Begin Task input
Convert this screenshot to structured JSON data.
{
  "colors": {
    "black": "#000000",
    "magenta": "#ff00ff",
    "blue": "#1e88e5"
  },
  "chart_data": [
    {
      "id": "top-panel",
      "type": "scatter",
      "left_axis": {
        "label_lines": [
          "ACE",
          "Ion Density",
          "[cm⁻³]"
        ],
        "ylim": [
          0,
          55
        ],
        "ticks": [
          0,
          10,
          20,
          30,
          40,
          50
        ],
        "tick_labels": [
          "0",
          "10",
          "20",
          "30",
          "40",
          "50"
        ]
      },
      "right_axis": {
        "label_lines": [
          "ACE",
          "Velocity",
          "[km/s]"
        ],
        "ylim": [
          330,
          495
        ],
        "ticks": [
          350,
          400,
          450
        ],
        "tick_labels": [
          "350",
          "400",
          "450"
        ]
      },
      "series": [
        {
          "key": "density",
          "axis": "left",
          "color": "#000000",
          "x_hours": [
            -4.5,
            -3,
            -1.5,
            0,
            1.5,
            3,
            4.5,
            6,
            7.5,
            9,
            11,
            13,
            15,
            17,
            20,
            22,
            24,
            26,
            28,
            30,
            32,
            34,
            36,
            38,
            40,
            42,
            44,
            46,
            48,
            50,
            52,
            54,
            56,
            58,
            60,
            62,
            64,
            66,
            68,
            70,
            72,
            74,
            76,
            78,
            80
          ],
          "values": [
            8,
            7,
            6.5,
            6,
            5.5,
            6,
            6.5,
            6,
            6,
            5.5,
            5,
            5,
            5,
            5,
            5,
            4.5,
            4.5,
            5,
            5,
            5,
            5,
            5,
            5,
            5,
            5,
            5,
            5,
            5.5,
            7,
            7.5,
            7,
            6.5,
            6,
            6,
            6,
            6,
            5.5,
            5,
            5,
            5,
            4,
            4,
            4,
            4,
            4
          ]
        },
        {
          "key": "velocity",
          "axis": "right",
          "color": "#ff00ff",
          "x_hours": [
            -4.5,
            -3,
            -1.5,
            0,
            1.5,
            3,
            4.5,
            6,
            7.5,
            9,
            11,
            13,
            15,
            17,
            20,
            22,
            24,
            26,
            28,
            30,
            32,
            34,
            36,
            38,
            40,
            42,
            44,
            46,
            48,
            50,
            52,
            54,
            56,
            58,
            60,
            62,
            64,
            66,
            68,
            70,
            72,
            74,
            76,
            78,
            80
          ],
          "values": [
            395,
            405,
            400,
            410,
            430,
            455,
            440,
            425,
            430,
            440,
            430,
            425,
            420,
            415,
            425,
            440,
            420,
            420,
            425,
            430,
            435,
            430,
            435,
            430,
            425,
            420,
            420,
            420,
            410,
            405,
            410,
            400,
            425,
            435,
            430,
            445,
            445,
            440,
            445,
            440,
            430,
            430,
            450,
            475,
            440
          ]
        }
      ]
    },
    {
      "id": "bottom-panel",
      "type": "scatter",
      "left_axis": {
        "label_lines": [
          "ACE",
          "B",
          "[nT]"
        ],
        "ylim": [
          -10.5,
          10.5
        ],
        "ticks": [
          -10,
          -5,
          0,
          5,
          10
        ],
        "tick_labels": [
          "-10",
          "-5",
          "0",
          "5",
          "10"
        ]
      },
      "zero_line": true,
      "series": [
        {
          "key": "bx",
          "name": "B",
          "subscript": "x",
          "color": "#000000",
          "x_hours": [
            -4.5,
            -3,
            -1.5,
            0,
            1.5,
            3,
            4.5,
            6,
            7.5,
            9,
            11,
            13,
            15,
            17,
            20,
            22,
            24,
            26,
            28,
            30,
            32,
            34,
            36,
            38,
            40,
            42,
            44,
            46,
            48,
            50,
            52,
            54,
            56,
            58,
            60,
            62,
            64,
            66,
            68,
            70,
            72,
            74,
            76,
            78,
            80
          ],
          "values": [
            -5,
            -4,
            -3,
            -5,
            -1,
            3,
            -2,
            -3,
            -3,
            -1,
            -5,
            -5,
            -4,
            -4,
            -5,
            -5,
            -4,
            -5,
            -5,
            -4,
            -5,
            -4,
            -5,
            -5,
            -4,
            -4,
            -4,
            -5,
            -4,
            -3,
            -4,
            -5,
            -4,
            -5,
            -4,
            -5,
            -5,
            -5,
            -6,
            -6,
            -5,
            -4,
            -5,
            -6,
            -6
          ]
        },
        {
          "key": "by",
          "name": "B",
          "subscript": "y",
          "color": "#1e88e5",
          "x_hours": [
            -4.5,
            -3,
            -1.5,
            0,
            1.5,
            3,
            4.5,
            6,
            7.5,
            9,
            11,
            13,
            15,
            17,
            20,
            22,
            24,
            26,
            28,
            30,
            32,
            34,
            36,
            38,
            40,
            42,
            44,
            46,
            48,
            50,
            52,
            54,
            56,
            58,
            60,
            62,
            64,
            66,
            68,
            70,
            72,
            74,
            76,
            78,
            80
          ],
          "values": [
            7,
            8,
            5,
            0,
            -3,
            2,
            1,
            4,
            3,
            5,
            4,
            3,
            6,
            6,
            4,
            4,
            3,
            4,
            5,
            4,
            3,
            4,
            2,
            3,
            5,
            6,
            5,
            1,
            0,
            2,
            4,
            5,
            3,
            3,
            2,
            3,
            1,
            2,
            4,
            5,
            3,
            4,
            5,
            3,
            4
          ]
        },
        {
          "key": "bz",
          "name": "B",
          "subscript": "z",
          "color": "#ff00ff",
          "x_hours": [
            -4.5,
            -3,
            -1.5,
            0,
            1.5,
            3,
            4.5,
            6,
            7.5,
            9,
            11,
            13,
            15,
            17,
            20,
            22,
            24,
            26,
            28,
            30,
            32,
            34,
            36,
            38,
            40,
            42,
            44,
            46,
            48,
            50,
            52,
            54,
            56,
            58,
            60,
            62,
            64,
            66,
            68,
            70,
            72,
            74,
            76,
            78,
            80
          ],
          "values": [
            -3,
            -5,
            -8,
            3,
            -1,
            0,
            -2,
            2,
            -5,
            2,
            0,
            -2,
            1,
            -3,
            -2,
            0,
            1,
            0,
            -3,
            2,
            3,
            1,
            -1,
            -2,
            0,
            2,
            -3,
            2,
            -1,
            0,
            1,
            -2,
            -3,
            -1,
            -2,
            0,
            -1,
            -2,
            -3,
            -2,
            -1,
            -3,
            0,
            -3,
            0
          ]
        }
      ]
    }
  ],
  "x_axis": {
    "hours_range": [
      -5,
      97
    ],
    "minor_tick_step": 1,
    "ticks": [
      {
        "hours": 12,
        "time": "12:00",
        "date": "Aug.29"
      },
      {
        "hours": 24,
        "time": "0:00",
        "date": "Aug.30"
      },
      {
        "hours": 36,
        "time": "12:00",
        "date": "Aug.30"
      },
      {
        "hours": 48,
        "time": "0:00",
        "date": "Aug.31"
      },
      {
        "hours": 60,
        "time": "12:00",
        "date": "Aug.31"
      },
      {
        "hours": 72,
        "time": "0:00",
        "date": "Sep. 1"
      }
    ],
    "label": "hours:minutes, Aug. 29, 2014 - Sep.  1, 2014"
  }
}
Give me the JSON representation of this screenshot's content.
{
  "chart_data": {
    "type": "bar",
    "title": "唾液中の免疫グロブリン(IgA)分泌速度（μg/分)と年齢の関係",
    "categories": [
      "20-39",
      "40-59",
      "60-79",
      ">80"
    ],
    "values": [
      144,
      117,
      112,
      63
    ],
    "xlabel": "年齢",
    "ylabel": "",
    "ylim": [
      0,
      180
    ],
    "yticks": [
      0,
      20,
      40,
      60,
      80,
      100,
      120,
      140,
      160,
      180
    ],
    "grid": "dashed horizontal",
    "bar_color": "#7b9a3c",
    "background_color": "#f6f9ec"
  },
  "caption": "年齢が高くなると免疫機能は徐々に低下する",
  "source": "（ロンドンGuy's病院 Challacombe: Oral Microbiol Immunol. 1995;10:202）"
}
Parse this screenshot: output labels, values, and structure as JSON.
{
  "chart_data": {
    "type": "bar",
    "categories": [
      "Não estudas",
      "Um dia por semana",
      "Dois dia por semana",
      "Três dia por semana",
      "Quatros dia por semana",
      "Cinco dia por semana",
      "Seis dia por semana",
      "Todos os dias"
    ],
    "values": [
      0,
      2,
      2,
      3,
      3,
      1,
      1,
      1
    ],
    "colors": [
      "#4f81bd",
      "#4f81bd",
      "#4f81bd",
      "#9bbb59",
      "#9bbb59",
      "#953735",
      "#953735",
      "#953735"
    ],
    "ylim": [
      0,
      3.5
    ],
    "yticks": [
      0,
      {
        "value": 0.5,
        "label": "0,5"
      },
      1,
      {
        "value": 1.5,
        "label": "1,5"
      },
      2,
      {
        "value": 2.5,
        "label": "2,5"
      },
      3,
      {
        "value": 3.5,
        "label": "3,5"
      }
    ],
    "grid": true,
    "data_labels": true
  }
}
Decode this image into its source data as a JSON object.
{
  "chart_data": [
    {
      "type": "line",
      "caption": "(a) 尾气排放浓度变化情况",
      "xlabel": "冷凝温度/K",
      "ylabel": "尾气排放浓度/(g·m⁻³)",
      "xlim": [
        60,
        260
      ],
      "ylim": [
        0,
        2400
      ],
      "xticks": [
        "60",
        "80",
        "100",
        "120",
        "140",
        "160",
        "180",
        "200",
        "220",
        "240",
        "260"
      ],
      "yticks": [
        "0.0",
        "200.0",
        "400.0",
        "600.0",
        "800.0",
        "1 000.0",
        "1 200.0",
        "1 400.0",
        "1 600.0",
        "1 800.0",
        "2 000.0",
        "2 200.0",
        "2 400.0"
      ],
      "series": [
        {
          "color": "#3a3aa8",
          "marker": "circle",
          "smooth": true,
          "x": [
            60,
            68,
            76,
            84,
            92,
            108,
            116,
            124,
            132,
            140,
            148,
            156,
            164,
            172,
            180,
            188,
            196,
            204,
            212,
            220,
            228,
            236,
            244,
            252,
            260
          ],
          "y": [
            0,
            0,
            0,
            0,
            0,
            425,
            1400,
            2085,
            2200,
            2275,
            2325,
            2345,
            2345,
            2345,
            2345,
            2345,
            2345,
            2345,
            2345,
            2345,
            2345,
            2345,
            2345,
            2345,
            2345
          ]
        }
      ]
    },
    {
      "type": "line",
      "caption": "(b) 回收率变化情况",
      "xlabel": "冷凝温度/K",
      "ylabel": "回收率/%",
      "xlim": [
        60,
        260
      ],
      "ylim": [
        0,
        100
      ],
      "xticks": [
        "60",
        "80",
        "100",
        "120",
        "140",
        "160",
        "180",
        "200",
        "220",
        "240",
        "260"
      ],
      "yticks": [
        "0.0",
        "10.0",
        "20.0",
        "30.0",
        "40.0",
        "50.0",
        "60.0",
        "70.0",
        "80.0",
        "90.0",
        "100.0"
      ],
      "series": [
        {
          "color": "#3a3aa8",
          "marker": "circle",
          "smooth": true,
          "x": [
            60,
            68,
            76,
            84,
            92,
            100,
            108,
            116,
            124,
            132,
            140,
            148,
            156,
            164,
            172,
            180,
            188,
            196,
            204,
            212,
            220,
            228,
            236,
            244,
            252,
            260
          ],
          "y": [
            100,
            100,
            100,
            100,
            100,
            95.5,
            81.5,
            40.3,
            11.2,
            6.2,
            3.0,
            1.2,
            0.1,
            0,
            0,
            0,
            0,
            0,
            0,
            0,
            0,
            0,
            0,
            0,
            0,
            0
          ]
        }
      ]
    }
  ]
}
End Task input
#### Given task
Report only how many lines in the records contain the word "JSON".

#### Completed exercise
4